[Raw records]
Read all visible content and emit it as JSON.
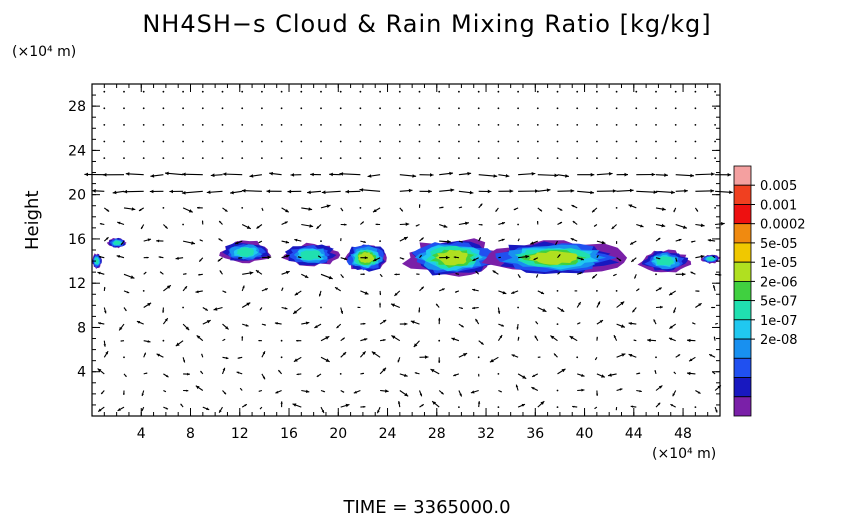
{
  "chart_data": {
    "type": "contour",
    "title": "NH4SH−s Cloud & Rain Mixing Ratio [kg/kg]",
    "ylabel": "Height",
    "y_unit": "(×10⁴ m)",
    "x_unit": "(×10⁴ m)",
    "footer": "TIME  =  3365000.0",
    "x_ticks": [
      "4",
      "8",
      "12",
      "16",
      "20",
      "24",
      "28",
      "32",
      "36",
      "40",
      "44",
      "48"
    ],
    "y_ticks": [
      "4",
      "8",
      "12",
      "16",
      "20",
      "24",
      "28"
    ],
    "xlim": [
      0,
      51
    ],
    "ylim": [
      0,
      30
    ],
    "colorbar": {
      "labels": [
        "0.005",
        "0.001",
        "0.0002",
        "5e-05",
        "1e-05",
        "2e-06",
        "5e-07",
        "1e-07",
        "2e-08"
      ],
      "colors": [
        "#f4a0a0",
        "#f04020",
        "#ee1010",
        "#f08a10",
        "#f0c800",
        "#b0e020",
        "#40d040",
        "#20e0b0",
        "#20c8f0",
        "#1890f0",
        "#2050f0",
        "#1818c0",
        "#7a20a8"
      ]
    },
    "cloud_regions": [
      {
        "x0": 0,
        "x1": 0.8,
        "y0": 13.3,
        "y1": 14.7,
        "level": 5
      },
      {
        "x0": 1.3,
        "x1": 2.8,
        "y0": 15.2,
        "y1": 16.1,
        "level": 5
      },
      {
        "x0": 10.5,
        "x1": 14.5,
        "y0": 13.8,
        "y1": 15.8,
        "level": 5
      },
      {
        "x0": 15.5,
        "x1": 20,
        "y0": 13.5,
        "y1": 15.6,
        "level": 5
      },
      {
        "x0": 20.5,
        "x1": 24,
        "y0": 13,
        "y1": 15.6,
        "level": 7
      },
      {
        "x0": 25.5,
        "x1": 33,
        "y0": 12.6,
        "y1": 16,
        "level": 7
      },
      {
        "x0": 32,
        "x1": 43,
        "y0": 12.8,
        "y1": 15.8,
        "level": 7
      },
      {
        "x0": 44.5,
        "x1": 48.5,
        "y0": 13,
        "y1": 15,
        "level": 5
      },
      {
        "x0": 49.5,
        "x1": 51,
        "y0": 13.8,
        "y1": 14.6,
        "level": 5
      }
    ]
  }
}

= Task instructions =
Repeat the lines above exactly, and keep every picture out.

= Response to this task =
Read all visible content and emit it as JSON.
{
  "chart_data": {
    "type": "contour",
    "title": "NH4SH−s Cloud & Rain Mixing Ratio [kg/kg]",
    "ylabel": "Height",
    "y_unit": "(×10⁴ m)",
    "x_unit": "(×10⁴ m)",
    "footer": "TIME  =  3365000.0",
    "x_ticks": [
      "4",
      "8",
      "12",
      "16",
      "20",
      "24",
      "28",
      "32",
      "36",
      "40",
      "44",
      "48"
    ],
    "y_ticks": [
      "4",
      "8",
      "12",
      "16",
      "20",
      "24",
      "28"
    ],
    "xlim": [
      0,
      51
    ],
    "ylim": [
      0,
      30
    ],
    "colorbar": {
      "labels": [
        "0.005",
        "0.001",
        "0.0002",
        "5e-05",
        "1e-05",
        "2e-06",
        "5e-07",
        "1e-07",
        "2e-08"
      ],
      "colors": [
        "#f4a0a0",
        "#f04020",
        "#ee1010",
        "#f08a10",
        "#f0c800",
        "#b0e020",
        "#40d040",
        "#20e0b0",
        "#20c8f0",
        "#1890f0",
        "#2050f0",
        "#1818c0",
        "#7a20a8"
      ]
    },
    "cloud_regions": [
      {
        "x0": 0,
        "x1": 0.8,
        "y0": 13.3,
        "y1": 14.7,
        "level": 5
      },
      {
        "x0": 1.3,
        "x1": 2.8,
        "y0": 15.2,
        "y1": 16.1,
        "level": 5
      },
      {
        "x0": 10.5,
        "x1": 14.5,
        "y0": 13.8,
        "y1": 15.8,
        "level": 5
      },
      {
        "x0": 15.5,
        "x1": 20,
        "y0": 13.5,
        "y1": 15.6,
        "level": 5
      },
      {
        "x0": 20.5,
        "x1": 24,
        "y0": 13,
        "y1": 15.6,
        "level": 7
      },
      {
        "x0": 25.5,
        "x1": 33,
        "y0": 12.6,
        "y1": 16,
        "level": 7
      },
      {
        "x0": 32,
        "x1": 43,
        "y0": 12.8,
        "y1": 15.8,
        "level": 7
      },
      {
        "x0": 44.5,
        "x1": 48.5,
        "y0": 13,
        "y1": 15,
        "level": 5
      },
      {
        "x0": 49.5,
        "x1": 51,
        "y0": 13.8,
        "y1": 14.6,
        "level": 5
      }
    ]
  }
}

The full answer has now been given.